> _Records for processing_
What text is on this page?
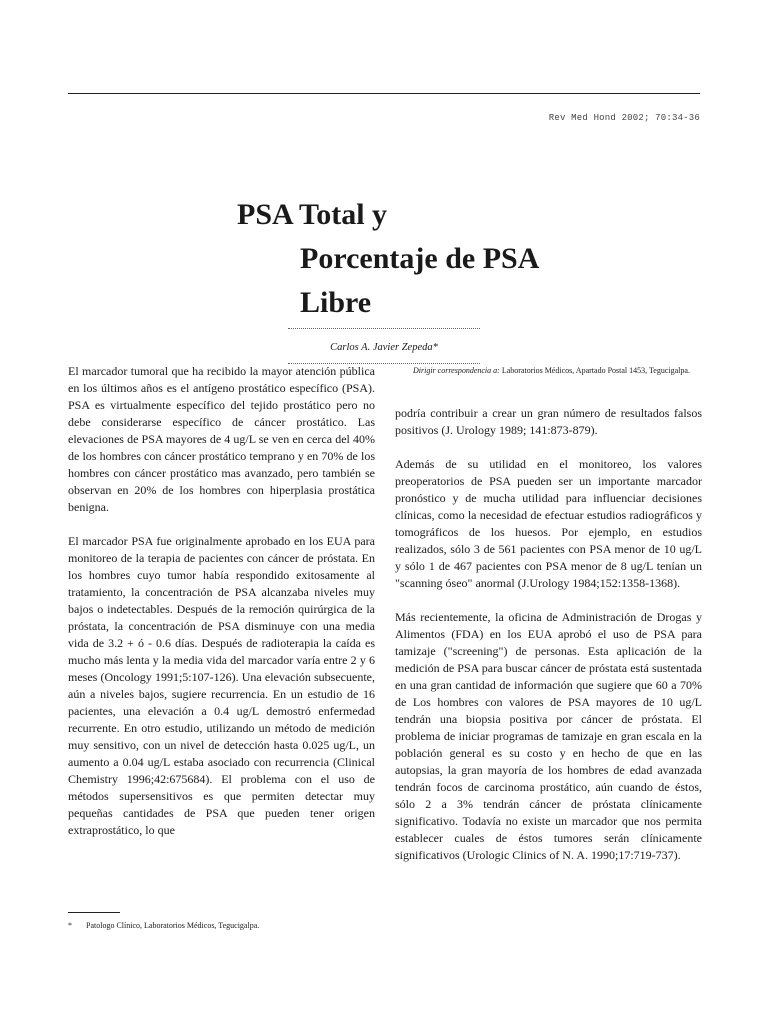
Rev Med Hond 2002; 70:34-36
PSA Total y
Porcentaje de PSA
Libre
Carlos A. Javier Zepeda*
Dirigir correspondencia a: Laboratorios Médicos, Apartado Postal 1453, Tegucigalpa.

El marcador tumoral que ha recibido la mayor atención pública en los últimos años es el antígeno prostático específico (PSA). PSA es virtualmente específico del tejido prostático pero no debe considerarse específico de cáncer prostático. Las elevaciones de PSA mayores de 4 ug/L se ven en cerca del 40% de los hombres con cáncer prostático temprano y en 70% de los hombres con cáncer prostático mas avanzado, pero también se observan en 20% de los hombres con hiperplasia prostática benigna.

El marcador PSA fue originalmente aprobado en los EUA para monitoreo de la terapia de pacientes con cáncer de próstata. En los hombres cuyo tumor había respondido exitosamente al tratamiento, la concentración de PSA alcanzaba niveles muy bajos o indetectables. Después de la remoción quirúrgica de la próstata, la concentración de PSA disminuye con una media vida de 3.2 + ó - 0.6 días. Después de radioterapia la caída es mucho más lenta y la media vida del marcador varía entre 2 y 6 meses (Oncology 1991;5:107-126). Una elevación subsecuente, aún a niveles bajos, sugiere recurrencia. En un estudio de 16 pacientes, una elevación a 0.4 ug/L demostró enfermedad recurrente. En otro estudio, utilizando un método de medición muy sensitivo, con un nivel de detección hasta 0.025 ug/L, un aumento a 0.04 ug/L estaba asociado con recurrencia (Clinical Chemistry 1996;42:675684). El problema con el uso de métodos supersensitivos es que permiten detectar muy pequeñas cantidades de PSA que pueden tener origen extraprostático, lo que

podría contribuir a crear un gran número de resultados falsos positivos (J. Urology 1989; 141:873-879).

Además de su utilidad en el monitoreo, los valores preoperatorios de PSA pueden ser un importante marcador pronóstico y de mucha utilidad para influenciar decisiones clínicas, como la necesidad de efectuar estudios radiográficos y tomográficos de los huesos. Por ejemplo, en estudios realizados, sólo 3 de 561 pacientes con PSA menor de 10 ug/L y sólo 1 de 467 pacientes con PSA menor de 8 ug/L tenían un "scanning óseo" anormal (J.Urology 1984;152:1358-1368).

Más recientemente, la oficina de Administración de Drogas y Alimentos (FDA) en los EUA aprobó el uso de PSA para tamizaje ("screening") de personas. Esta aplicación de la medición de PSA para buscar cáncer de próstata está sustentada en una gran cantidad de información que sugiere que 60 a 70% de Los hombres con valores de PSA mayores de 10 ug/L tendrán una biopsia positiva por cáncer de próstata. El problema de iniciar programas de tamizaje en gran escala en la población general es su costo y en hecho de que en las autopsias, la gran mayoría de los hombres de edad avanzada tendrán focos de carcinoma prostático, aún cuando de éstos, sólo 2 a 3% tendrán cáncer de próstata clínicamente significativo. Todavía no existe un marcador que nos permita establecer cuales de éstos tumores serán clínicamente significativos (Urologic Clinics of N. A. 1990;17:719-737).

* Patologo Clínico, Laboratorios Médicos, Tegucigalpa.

> _The problem_
Please go through the data and copy each line containing the word "Laboratorios".

> _Answer section_
Dirigir correspondencia a: Laboratorios Médicos, Apartado Postal 1453, Tegucigalpa.
* Patologo Clínico, Laboratorios Médicos, Tegucigalpa.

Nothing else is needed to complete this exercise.